(Aim) Write out each of the following rows exactly as it appears, leaving the pictures out of your answer.

(Records for the task)

□ □ □ □

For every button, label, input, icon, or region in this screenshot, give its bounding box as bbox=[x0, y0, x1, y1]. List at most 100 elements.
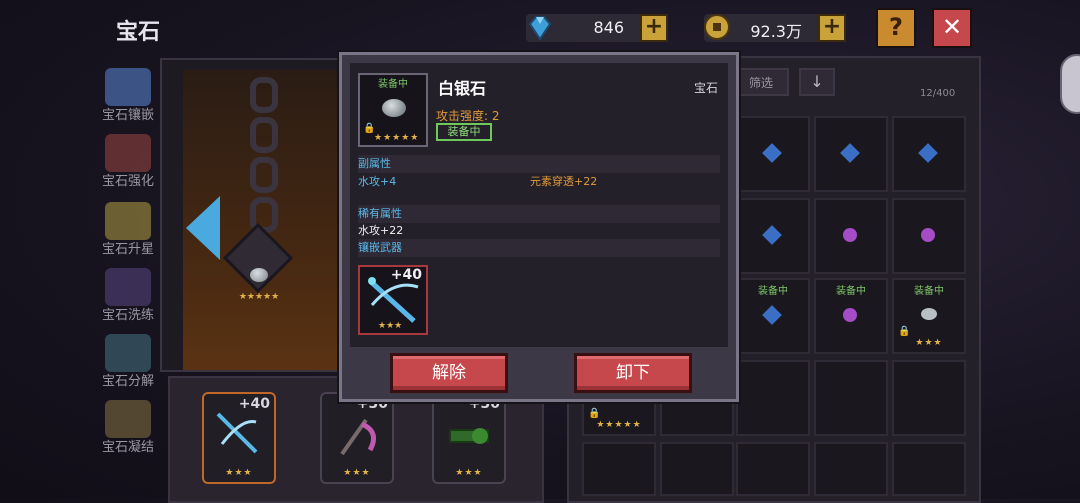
lock-icon: 🔒 bbox=[588, 408, 601, 419]
gem-cell[interactable] bbox=[660, 442, 734, 496]
filter-button[interactable]: 筛选 bbox=[733, 68, 789, 96]
weapon-stars: ★★★ bbox=[225, 468, 253, 478]
gem-cell[interactable]: 装备中 🔒 ★★★ bbox=[892, 278, 966, 354]
sidebar-item-label: 宝石凝结 bbox=[101, 440, 154, 455]
blue-gem-icon bbox=[840, 143, 860, 163]
weapon-stars: ★★★ bbox=[343, 468, 371, 478]
rare-title-row: 稀有属性 bbox=[358, 205, 720, 223]
gem-cell[interactable] bbox=[892, 442, 966, 496]
purple-gem-icon bbox=[843, 308, 857, 322]
gem-stars: ★★★★★ bbox=[596, 420, 642, 430]
side-tab-handle[interactable] bbox=[1060, 54, 1080, 114]
gold-coin-icon bbox=[704, 14, 730, 40]
socket-stars: ★★★★★ bbox=[238, 292, 280, 302]
diamond-counter: 846 + bbox=[526, 14, 668, 42]
rare-title: 稀有属性 bbox=[358, 207, 402, 220]
decompose-icon bbox=[105, 334, 151, 372]
purple-gem-icon bbox=[921, 228, 935, 242]
gem-inlay-icon bbox=[105, 68, 151, 106]
gem-cell[interactable] bbox=[892, 198, 966, 274]
purple-gem-icon bbox=[843, 228, 857, 242]
lock-icon: 🔒 bbox=[898, 326, 911, 337]
sidebar-item-gem-inlay[interactable]: 宝石镶嵌 bbox=[99, 66, 157, 126]
gem-type: 宝石 bbox=[693, 81, 718, 95]
gun-icon bbox=[449, 428, 489, 444]
sidebar-item-label: 宝石强化 bbox=[101, 174, 154, 189]
rare-attr: 水攻+22 bbox=[358, 224, 404, 237]
silver-stone-icon bbox=[382, 99, 406, 117]
inlaid-weapon-label: 镶嵌武器 bbox=[358, 241, 402, 254]
gem-icon-box: 装备中 🔒 ★★★★★ bbox=[358, 73, 428, 147]
unequip-button[interactable]: 卸下 bbox=[574, 353, 692, 393]
gem-stars: ★★★★★ bbox=[374, 133, 420, 143]
weapon-slot[interactable]: +30 ★★★ bbox=[320, 392, 394, 484]
equipped-tag: 装备中 bbox=[436, 123, 492, 141]
sidebar-item-label: 宝石分解 bbox=[101, 374, 154, 389]
equipped-badge: 装备中 bbox=[836, 286, 866, 297]
equipped-badge: 装备中 bbox=[914, 286, 944, 297]
add-diamonds-button[interactable]: + bbox=[640, 14, 668, 42]
reroll-icon bbox=[105, 268, 151, 306]
sidebar-item-label: 宝石洗练 bbox=[101, 308, 154, 323]
diamond-amount: 846 bbox=[593, 18, 624, 37]
crossbow-icon bbox=[216, 412, 258, 454]
gem-cell[interactable]: 装备中 bbox=[736, 278, 810, 354]
scythe-icon bbox=[340, 418, 377, 456]
inlaid-weapon[interactable]: +40 ★★★ bbox=[358, 265, 428, 335]
weapon-stars: ★★★ bbox=[455, 468, 483, 478]
sidebar-item-gem-condense[interactable]: 宝石凝结 bbox=[99, 398, 157, 458]
sidebar-item-label: 宝石升星 bbox=[101, 242, 154, 257]
gem-cell[interactable] bbox=[892, 116, 966, 192]
sidebar-item-gem-enhance[interactable]: 宝石强化 bbox=[99, 132, 157, 192]
hammer-icon bbox=[105, 134, 151, 172]
rare-attr-row: 水攻+22 bbox=[358, 222, 720, 240]
gem-cell[interactable] bbox=[814, 198, 888, 274]
gem-cell[interactable] bbox=[582, 442, 656, 496]
equipped-badge: 装备中 bbox=[758, 286, 788, 297]
blue-gem-icon bbox=[762, 305, 782, 325]
secondary-title: 副属性 bbox=[358, 157, 391, 170]
blue-gem-icon bbox=[918, 143, 938, 163]
inlaid-weapon-row: 镶嵌武器 bbox=[358, 239, 720, 257]
arrow-left-icon[interactable] bbox=[186, 196, 220, 260]
remove-button[interactable]: 解除 bbox=[390, 353, 508, 393]
condense-icon bbox=[105, 400, 151, 438]
secondary-title-row: 副属性 bbox=[358, 155, 720, 173]
close-button[interactable]: ✕ bbox=[932, 8, 972, 48]
gem-cell[interactable] bbox=[736, 442, 810, 496]
inventory-count: 12/400 bbox=[920, 88, 956, 99]
sidebar-item-gem-decompose[interactable]: 宝石分解 bbox=[99, 332, 157, 392]
sidebar: 宝石镶嵌 宝石强化 宝石升星 宝石洗练 宝石分解 宝石凝结 bbox=[99, 66, 157, 466]
sidebar-item-gem-star-up[interactable]: 宝石升星 bbox=[99, 200, 157, 260]
gem-cell[interactable] bbox=[814, 442, 888, 496]
sidebar-item-gem-reroll[interactable]: 宝石洗练 bbox=[99, 266, 157, 326]
blue-gem-icon bbox=[762, 143, 782, 163]
gem-cell[interactable] bbox=[736, 360, 810, 436]
socketed-gem[interactable] bbox=[250, 268, 268, 282]
secondary-attr: 水攻+4 bbox=[358, 175, 397, 188]
gem-cell[interactable] bbox=[814, 116, 888, 192]
secondary-attr-row: 水攻+4 元素穿透+22 bbox=[358, 173, 720, 191]
help-button[interactable]: ? bbox=[876, 8, 916, 48]
weapon-slot[interactable]: +40 ★★★ bbox=[202, 392, 276, 484]
sidebar-item-label: 宝石镶嵌 bbox=[101, 108, 154, 123]
gold-amount: 92.3万 bbox=[750, 22, 802, 41]
gold-counter: 92.3万 + bbox=[704, 14, 846, 42]
gem-stars: ★★★ bbox=[915, 338, 943, 348]
gem-cell[interactable] bbox=[736, 198, 810, 274]
gem-cell[interactable] bbox=[736, 116, 810, 192]
add-gold-button[interactable]: + bbox=[818, 14, 846, 42]
gem-cell[interactable] bbox=[814, 360, 888, 436]
gem-cell[interactable] bbox=[892, 360, 966, 436]
silver-stone-icon bbox=[921, 308, 937, 320]
gem-name: 白银石 bbox=[438, 79, 487, 98]
secondary-attr: 元素穿透+22 bbox=[530, 175, 598, 188]
gem-detail-body: 装备中 🔒 ★★★★★ 白银石 宝石 攻击强度: 2 装备中 副属性 水攻+4 … bbox=[350, 63, 728, 347]
equipped-badge: 装备中 bbox=[378, 79, 408, 90]
weapon-stars: ★★★ bbox=[378, 321, 403, 331]
gem-cell[interactable]: 装备中 bbox=[814, 278, 888, 354]
sort-button[interactable]: ↓ bbox=[799, 68, 835, 96]
page-title: 宝石 bbox=[116, 20, 161, 45]
diamond-icon bbox=[528, 16, 552, 41]
weapon-slot[interactable]: +30 ★★★ bbox=[432, 392, 506, 484]
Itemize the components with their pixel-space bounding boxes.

□ □ □ □

(Result)
For every button, label, input, icon, or region in this screenshot, give its bounding box as bbox=[x0, y0, x1, y1]. List at most 100 elements.
lock-icon: 🔒 bbox=[588, 408, 601, 419]
gem-cell[interactable] bbox=[660, 442, 734, 496]
filter-button[interactable]: 筛选 bbox=[733, 68, 789, 96]
weapon-stars: ★★★ bbox=[225, 468, 253, 478]
gem-cell[interactable]: 装备中 🔒 ★★★ bbox=[892, 278, 966, 354]
sidebar-item-label: 宝石凝结 bbox=[101, 440, 154, 455]
blue-gem-icon bbox=[840, 143, 860, 163]
weapon-stars: ★★★ bbox=[343, 468, 371, 478]
rare-title-row: 稀有属性 bbox=[358, 205, 720, 223]
gem-cell[interactable] bbox=[892, 442, 966, 496]
purple-gem-icon bbox=[843, 308, 857, 322]
gem-stars: ★★★★★ bbox=[596, 420, 642, 430]
side-tab-handle[interactable] bbox=[1060, 54, 1080, 114]
gold-coin-icon bbox=[704, 14, 730, 40]
socket-stars: ★★★★★ bbox=[238, 292, 280, 302]
diamond-counter: 846 + bbox=[526, 14, 668, 42]
rare-title: 稀有属性 bbox=[358, 207, 402, 220]
decompose-icon bbox=[105, 334, 151, 372]
purple-gem-icon bbox=[921, 228, 935, 242]
gem-inlay-icon bbox=[105, 68, 151, 106]
gem-cell[interactable] bbox=[892, 198, 966, 274]
purple-gem-icon bbox=[843, 228, 857, 242]
lock-icon: 🔒 bbox=[898, 326, 911, 337]
sidebar-item-gem-inlay[interactable]: 宝石镶嵌 bbox=[99, 66, 157, 126]
gem-type: 宝石 bbox=[693, 81, 718, 95]
gun-icon bbox=[449, 428, 489, 444]
sidebar-item-label: 宝石强化 bbox=[101, 174, 154, 189]
rare-attr: 水攻+22 bbox=[358, 224, 404, 237]
silver-stone-icon bbox=[382, 99, 406, 117]
inlaid-weapon-label: 镶嵌武器 bbox=[358, 241, 402, 254]
gem-icon-box: 装备中 🔒 ★★★★★ bbox=[358, 73, 428, 147]
unequip-button[interactable]: 卸下 bbox=[574, 353, 692, 393]
gem-stars: ★★★★★ bbox=[374, 133, 420, 143]
weapon-slot[interactable]: +30 ★★★ bbox=[320, 392, 394, 484]
equipped-tag: 装备中 bbox=[436, 123, 492, 141]
sidebar-item-label: 宝石分解 bbox=[101, 374, 154, 389]
equipped-badge: 装备中 bbox=[836, 286, 866, 297]
equipped-badge: 装备中 bbox=[914, 286, 944, 297]
add-diamonds-button[interactable]: + bbox=[640, 14, 668, 42]
reroll-icon bbox=[105, 268, 151, 306]
sidebar-item-label: 宝石洗练 bbox=[101, 308, 154, 323]
diamond-amount: 846 bbox=[593, 18, 624, 37]
crossbow-icon bbox=[216, 412, 258, 454]
gem-cell[interactable]: 装备中 bbox=[736, 278, 810, 354]
scythe-icon bbox=[340, 418, 377, 456]
inlaid-weapon[interactable]: +40 ★★★ bbox=[358, 265, 428, 335]
weapon-stars: ★★★ bbox=[455, 468, 483, 478]
sidebar-item-gem-condense[interactable]: 宝石凝结 bbox=[99, 398, 157, 458]
sidebar-item-label: 宝石升星 bbox=[101, 242, 154, 257]
gem-cell[interactable] bbox=[892, 116, 966, 192]
sidebar-item-gem-enhance[interactable]: 宝石强化 bbox=[99, 132, 157, 192]
hammer-icon bbox=[105, 134, 151, 172]
rare-attr-row: 水攻+22 bbox=[358, 222, 720, 240]
gem-cell[interactable] bbox=[814, 198, 888, 274]
gem-cell[interactable] bbox=[582, 442, 656, 496]
equipped-badge: 装备中 bbox=[758, 286, 788, 297]
blue-gem-icon bbox=[762, 305, 782, 325]
secondary-title: 副属性 bbox=[358, 157, 391, 170]
blue-gem-icon bbox=[918, 143, 938, 163]
inlaid-weapon-row: 镶嵌武器 bbox=[358, 239, 720, 257]
arrow-left-icon[interactable] bbox=[186, 196, 220, 260]
remove-button[interactable]: 解除 bbox=[390, 353, 508, 393]
condense-icon bbox=[105, 400, 151, 438]
secondary-title-row: 副属性 bbox=[358, 155, 720, 173]
close-button[interactable]: ✕ bbox=[932, 8, 972, 48]
gem-cell[interactable] bbox=[736, 442, 810, 496]
inventory-count: 12/400 bbox=[920, 88, 956, 99]
sidebar-item-gem-decompose[interactable]: 宝石分解 bbox=[99, 332, 157, 392]
sidebar: 宝石镶嵌 宝石强化 宝石升星 宝石洗练 宝石分解 宝石凝结 bbox=[99, 66, 157, 466]
sidebar-item-gem-star-up[interactable]: 宝石升星 bbox=[99, 200, 157, 260]
gem-cell[interactable] bbox=[814, 442, 888, 496]
sidebar-item-gem-reroll[interactable]: 宝石洗练 bbox=[99, 266, 157, 326]
blue-gem-icon bbox=[762, 143, 782, 163]
gem-cell[interactable] bbox=[736, 360, 810, 436]
socketed-gem[interactable] bbox=[250, 268, 268, 282]
secondary-attr: 水攻+4 bbox=[358, 175, 397, 188]
gem-cell[interactable] bbox=[814, 116, 888, 192]
secondary-attr-row: 水攻+4 元素穿透+22 bbox=[358, 173, 720, 191]
help-button[interactable]: ? bbox=[876, 8, 916, 48]
weapon-slot[interactable]: +40 ★★★ bbox=[202, 392, 276, 484]
sidebar-item-label: 宝石镶嵌 bbox=[101, 108, 154, 123]
gold-amount: 92.3万 bbox=[750, 22, 802, 41]
gold-counter: 92.3万 + bbox=[704, 14, 846, 42]
gem-stars: ★★★ bbox=[915, 338, 943, 348]
gem-cell[interactable] bbox=[736, 198, 810, 274]
gem-cell[interactable] bbox=[736, 116, 810, 192]
add-gold-button[interactable]: + bbox=[818, 14, 846, 42]
gem-cell[interactable] bbox=[814, 360, 888, 436]
gem-cell[interactable] bbox=[892, 360, 966, 436]
silver-stone-icon bbox=[921, 308, 937, 320]
gem-name: 白银石 bbox=[438, 79, 487, 98]
secondary-attr: 元素穿透+22 bbox=[530, 175, 598, 188]
gem-detail-body: 装备中 🔒 ★★★★★ 白银石 宝石 攻击强度: 2 装备中 副属性 水攻+4 … bbox=[350, 63, 728, 347]
equipped-badge: 装备中 bbox=[378, 79, 408, 90]
weapon-stars: ★★★ bbox=[378, 321, 403, 331]
gem-cell[interactable]: 装备中 bbox=[814, 278, 888, 354]
sort-button[interactable]: ↓ bbox=[799, 68, 835, 96]
page-title: 宝石 bbox=[116, 20, 161, 45]
diamond-icon bbox=[528, 16, 552, 41]
weapon-slot[interactable]: +30 ★★★ bbox=[432, 392, 506, 484]
Itemize the components with their pixel-space bounding boxes.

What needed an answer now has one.